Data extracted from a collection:
Content starts

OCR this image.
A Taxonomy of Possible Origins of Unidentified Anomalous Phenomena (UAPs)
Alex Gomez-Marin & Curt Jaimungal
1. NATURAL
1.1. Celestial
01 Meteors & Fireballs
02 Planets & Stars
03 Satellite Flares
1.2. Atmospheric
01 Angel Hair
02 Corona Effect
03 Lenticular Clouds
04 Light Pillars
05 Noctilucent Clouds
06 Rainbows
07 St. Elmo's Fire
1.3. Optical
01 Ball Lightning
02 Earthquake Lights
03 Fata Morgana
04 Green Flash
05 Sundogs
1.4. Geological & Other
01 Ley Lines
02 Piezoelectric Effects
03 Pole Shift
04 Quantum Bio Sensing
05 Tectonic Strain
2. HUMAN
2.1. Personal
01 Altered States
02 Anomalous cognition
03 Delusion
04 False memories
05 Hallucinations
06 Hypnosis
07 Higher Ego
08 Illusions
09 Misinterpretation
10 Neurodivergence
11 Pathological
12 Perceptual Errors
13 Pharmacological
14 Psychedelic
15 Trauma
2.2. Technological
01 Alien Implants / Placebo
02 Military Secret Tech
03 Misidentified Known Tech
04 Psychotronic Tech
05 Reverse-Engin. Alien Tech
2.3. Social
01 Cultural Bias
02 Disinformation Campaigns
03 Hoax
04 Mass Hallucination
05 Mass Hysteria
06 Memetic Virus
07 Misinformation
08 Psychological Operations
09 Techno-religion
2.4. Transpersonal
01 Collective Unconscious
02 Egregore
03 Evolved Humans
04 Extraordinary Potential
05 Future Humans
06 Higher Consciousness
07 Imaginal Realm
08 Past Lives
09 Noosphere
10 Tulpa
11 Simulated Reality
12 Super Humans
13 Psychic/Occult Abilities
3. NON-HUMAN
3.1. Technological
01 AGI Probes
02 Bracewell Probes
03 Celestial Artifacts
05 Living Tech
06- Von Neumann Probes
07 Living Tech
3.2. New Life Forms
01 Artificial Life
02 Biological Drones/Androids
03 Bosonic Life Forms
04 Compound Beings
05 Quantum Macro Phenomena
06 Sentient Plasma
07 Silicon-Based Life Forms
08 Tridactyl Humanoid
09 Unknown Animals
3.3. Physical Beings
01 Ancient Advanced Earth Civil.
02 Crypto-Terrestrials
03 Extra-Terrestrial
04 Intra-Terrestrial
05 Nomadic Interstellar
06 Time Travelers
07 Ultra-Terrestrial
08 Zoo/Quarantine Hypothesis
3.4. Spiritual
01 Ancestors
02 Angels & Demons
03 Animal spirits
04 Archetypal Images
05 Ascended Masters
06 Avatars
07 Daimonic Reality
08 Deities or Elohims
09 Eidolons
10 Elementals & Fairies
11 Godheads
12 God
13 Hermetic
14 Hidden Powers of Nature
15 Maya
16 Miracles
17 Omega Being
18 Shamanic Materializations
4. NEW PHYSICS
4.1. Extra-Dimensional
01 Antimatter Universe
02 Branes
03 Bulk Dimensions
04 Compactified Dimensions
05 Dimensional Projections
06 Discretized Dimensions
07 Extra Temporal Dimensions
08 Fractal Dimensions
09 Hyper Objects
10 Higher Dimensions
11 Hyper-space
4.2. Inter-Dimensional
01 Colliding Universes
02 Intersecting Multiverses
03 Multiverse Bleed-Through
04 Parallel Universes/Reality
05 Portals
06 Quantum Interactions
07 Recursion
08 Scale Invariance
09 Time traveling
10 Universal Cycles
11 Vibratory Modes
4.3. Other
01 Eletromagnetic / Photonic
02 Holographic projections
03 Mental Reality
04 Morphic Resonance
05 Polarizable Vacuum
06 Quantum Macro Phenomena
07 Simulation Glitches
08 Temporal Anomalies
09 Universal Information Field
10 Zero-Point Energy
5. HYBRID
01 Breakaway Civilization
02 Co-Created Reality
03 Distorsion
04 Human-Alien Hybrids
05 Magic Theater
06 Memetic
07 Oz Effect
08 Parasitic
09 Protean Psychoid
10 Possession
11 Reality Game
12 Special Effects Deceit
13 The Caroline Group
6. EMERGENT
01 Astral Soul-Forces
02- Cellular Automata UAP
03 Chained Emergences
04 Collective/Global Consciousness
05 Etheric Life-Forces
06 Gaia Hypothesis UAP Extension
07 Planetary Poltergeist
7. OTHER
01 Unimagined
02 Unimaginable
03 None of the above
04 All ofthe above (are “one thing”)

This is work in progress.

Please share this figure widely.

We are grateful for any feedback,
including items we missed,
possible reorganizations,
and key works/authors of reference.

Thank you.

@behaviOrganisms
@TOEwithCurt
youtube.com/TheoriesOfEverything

Content ends

REQUIREMENT:
All of the lines above must be returned exactly as they stand.

WRITTEN RESPONSE:
OCR this image.
A Taxonomy of Possible Origins of Unidentified Anomalous Phenomena (UAPs)
Alex Gomez-Marin & Curt Jaimungal
1. NATURAL
1.1. Celestial
01 Meteors & Fireballs
02 Planets & Stars
03 Satellite Flares
1.2. Atmospheric
01 Angel Hair
02 Corona Effect
03 Lenticular Clouds
04 Light Pillars
05 Noctilucent Clouds
06 Rainbows
07 St. Elmo's Fire
1.3. Optical
01 Ball Lightning
02 Earthquake Lights
03 Fata Morgana
04 Green Flash
05 Sundogs
1.4. Geological & Other
01 Ley Lines
02 Piezoelectric Effects
03 Pole Shift
04 Quantum Bio Sensing
05 Tectonic Strain
2. HUMAN
2.1. Personal
01 Altered States
02 Anomalous cognition
03 Delusion
04 False memories
05 Hallucinations
06 Hypnosis
07 Higher Ego
08 Illusions
09 Misinterpretation
10 Neurodivergence
11 Pathological
12 Perceptual Errors
13 Pharmacological
14 Psychedelic
15 Trauma
2.2. Technological
01 Alien Implants / Placebo
02 Military Secret Tech
03 Misidentified Known Tech
04 Psychotronic Tech
05 Reverse-Engin. Alien Tech
2.3. Social
01 Cultural Bias
02 Disinformation Campaigns
03 Hoax
04 Mass Hallucination
05 Mass Hysteria
06 Memetic Virus
07 Misinformation
08 Psychological Operations
09 Techno-religion
2.4. Transpersonal
01 Collective Unconscious
02 Egregore
03 Evolved Humans
04 Extraordinary Potential
05 Future Humans
06 Higher Consciousness
07 Imaginal Realm
08 Past Lives
09 Noosphere
10 Tulpa
11 Simulated Reality
12 Super Humans
13 Psychic/Occult Abilities
3. NON-HUMAN
3.1. Technological
01 AGI Probes
02 Bracewell Probes
03 Celestial Artifacts
05 Living Tech
06- Von Neumann Probes
07 Living Tech
3.2. New Life Forms
01 Artificial Life
02 Biological Drones/Androids
03 Bosonic Life Forms
04 Compound Beings
05 Quantum Macro Phenomena
06 Sentient Plasma
07 Silicon-Based Life Forms
08 Tridactyl Humanoid
09 Unknown Animals
3.3. Physical Beings
01 Ancient Advanced Earth Civil.
02 Crypto-Terrestrials
03 Extra-Terrestrial
04 Intra-Terrestrial
05 Nomadic Interstellar
06 Time Travelers
07 Ultra-Terrestrial
08 Zoo/Quarantine Hypothesis
3.4. Spiritual
01 Ancestors
02 Angels & Demons
03 Animal spirits
04 Archetypal Images
05 Ascended Masters
06 Avatars
07 Daimonic Reality
08 Deities or Elohims
09 Eidolons
10 Elementals & Fairies
11 Godheads
12 God
13 Hermetic
14 Hidden Powers of Nature
15 Maya
16 Miracles
17 Omega Being
18 Shamanic Materializations
4. NEW PHYSICS
4.1. Extra-Dimensional
01 Antimatter Universe
02 Branes
03 Bulk Dimensions
04 Compactified Dimensions
05 Dimensional Projections
06 Discretized Dimensions
07 Extra Temporal Dimensions
08 Fractal Dimensions
09 Hyper Objects
10 Higher Dimensions
11 Hyper-space
4.2. Inter-Dimensional
01 Colliding Universes
02 Intersecting Multiverses
03 Multiverse Bleed-Through
04 Parallel Universes/Reality
05 Portals
06 Quantum Interactions
07 Recursion
08 Scale Invariance
09 Time traveling
10 Universal Cycles
11 Vibratory Modes
4.3. Other
01 Eletromagnetic / Photonic
02 Holographic projections
03 Mental Reality
04 Morphic Resonance
05 Polarizable Vacuum
06 Quantum Macro Phenomena
07 Simulation Glitches
08 Temporal Anomalies
09 Universal Information Field
10 Zero-Point Energy
5. HYBRID
01 Breakaway Civilization
02 Co-Created Reality
03 Distorsion
04 Human-Alien Hybrids
05 Magic Theater
06 Memetic
07 Oz Effect
08 Parasitic
09 Protean Psychoid
10 Possession
11 Reality Game
12 Special Effects Deceit
13 The Caroline Group
6. EMERGENT
01 Astral Soul-Forces
02- Cellular Automata UAP
03 Chained Emergences
04 Collective/Global Consciousness
05 Etheric Life-Forces
06 Gaia Hypothesis UAP Extension
07 Planetary Poltergeist
7. OTHER
01 Unimagined
02 Unimaginable
03 None of the above
04 All ofthe above (are “one thing”)

This is work in progress.

Please share this figure widely.

We are grateful for any feedback,
including items we missed,
possible reorganizations,
and key works/authors of reference.

Thank you.

@behaviOrganisms
@TOEwithCurt
youtube.com/TheoriesOfEverything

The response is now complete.